Records contained in a dataset
-.-.-

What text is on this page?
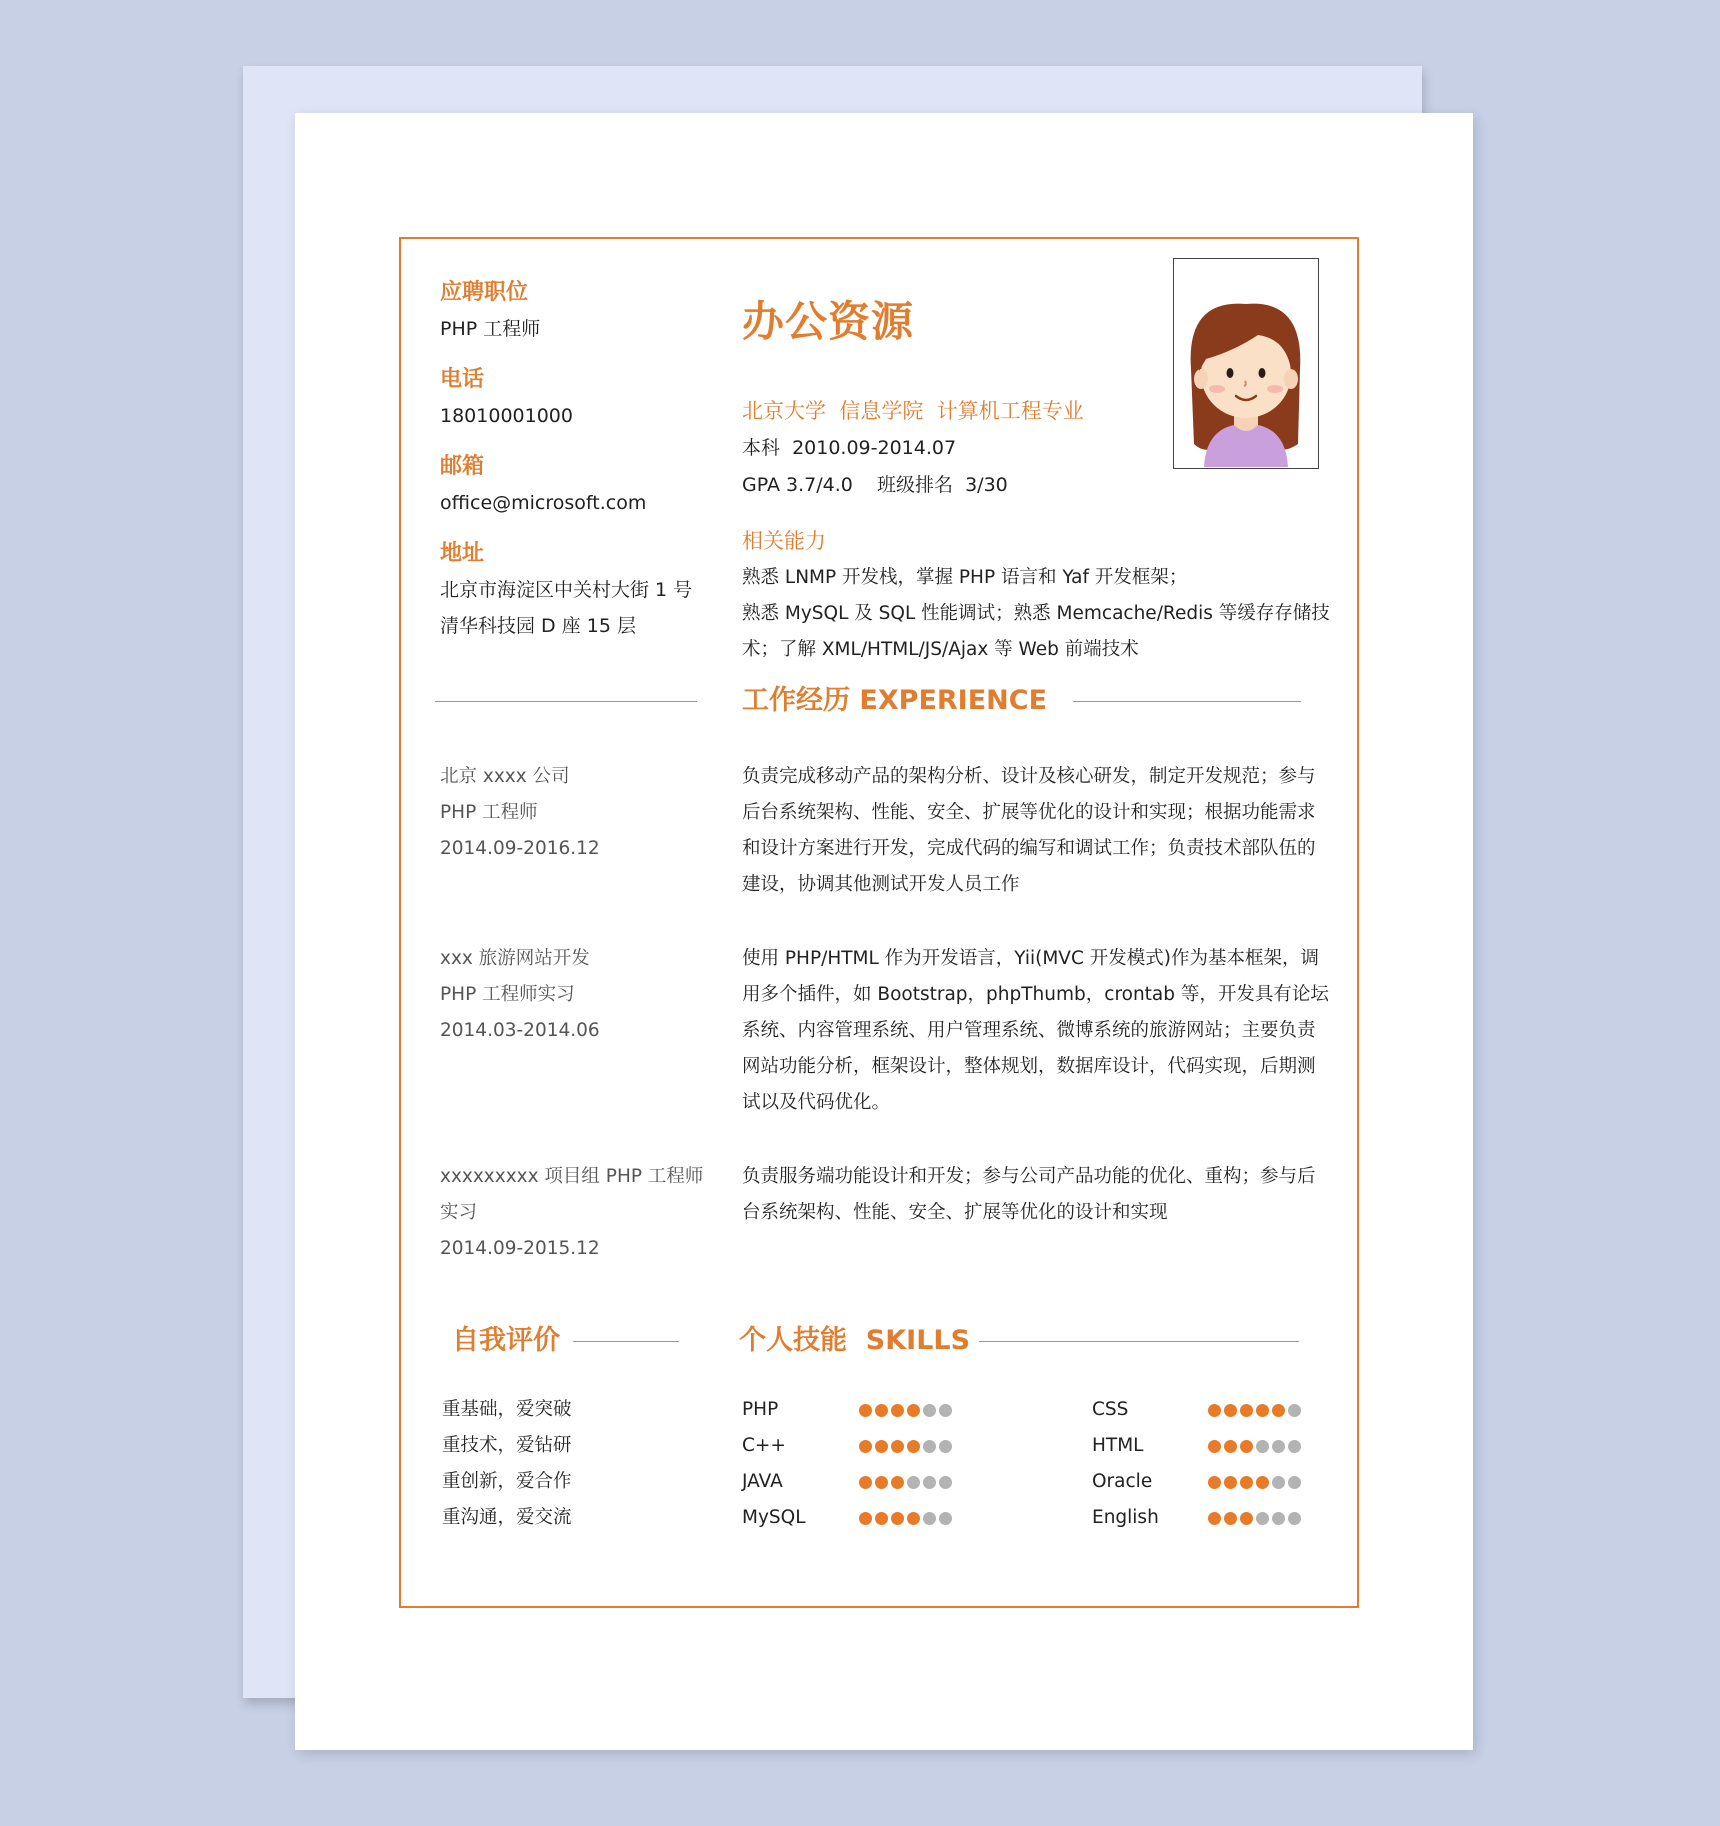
应聘职位
PHP 工程师
电话
18010001000
邮箱
office@microsoft.com
地址
北京市海淀区中关村大街 1 号
清华科技园 D 座 15 层
办公资源
北京大学  信息学院  计算机工程专业
本科  2010.09-2014.07
GPA 3.7/4.0    班级排名  3/30
相关能力
熟悉 LNMP 开发栈，掌握 PHP 语言和 Yaf 开发框架；
熟悉 MySQL 及 SQL 性能调试；熟悉 Memcache/Redis 等缓存存储技
术；了解 XML/HTML/JS/Ajax 等 Web 前端技术
工作经历 EXPERIENCE
北京 xxxx 公司
PHP 工程师
2014.09-2016.12
负责完成移动产品的架构分析、设计及核心研发，制定开发规范；参与
后台系统架构、性能、安全、扩展等优化的设计和实现；根据功能需求
和设计方案进行开发，完成代码的编写和调试工作；负责技术部队伍的
建设，协调其他测试开发人员工作
xxx 旅游网站开发
PHP 工程师实习
2014.03-2014.06
使用 PHP/HTML 作为开发语言，Yii(MVC 开发模式)作为基本框架，调
用多个插件，如 Bootstrap，phpThumb，crontab 等，开发具有论坛
系统、内容管理系统、用户管理系统、微博系统的旅游网站；主要负责
网站功能分析，框架设计，整体规划，数据库设计，代码实现，后期测
试以及代码优化。
xxxxxxxxx 项目组 PHP 工程师
实习
2014.09-2015.12
负责服务端功能设计和开发；参与公司产品功能的优化、重构；参与后
台系统架构、性能、安全、扩展等优化的设计和实现
自我评价	个人技能  SKILLS
重基础，爱突破
重技术，爱钻研
重创新，爱合作
重沟通，爱交流
PHP
C++
JAVA
MySQL
CSS
HTML
Oracle
English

-.-.-

Repeat the records above exactly, leaving out any pictures they contain.

- [Task response]
What text is on this page?
应聘职位
PHP 工程师
电话
18010001000
邮箱
office@microsoft.com
地址
北京市海淀区中关村大街 1 号
清华科技园 D 座 15 层
办公资源
北京大学  信息学院  计算机工程专业
本科  2010.09-2014.07
GPA 3.7/4.0    班级排名  3/30
相关能力
熟悉 LNMP 开发栈，掌握 PHP 语言和 Yaf 开发框架；
熟悉 MySQL 及 SQL 性能调试；熟悉 Memcache/Redis 等缓存存储技
术；了解 XML/HTML/JS/Ajax 等 Web 前端技术
工作经历 EXPERIENCE
北京 xxxx 公司
PHP 工程师
2014.09-2016.12
负责完成移动产品的架构分析、设计及核心研发，制定开发规范；参与
后台系统架构、性能、安全、扩展等优化的设计和实现；根据功能需求
和设计方案进行开发，完成代码的编写和调试工作；负责技术部队伍的
建设，协调其他测试开发人员工作
xxx 旅游网站开发
PHP 工程师实习
2014.03-2014.06
使用 PHP/HTML 作为开发语言，Yii(MVC 开发模式)作为基本框架，调
用多个插件，如 Bootstrap，phpThumb，crontab 等，开发具有论坛
系统、内容管理系统、用户管理系统、微博系统的旅游网站；主要负责
网站功能分析，框架设计，整体规划，数据库设计，代码实现，后期测
试以及代码优化。
xxxxxxxxx 项目组 PHP 工程师
实习
2014.09-2015.12
负责服务端功能设计和开发；参与公司产品功能的优化、重构；参与后
台系统架构、性能、安全、扩展等优化的设计和实现
自我评价	个人技能  SKILLS
重基础，爱突破
重技术，爱钻研
重创新，爱合作
重沟通，爱交流
PHP
C++
JAVA
MySQL
CSS
HTML
Oracle
English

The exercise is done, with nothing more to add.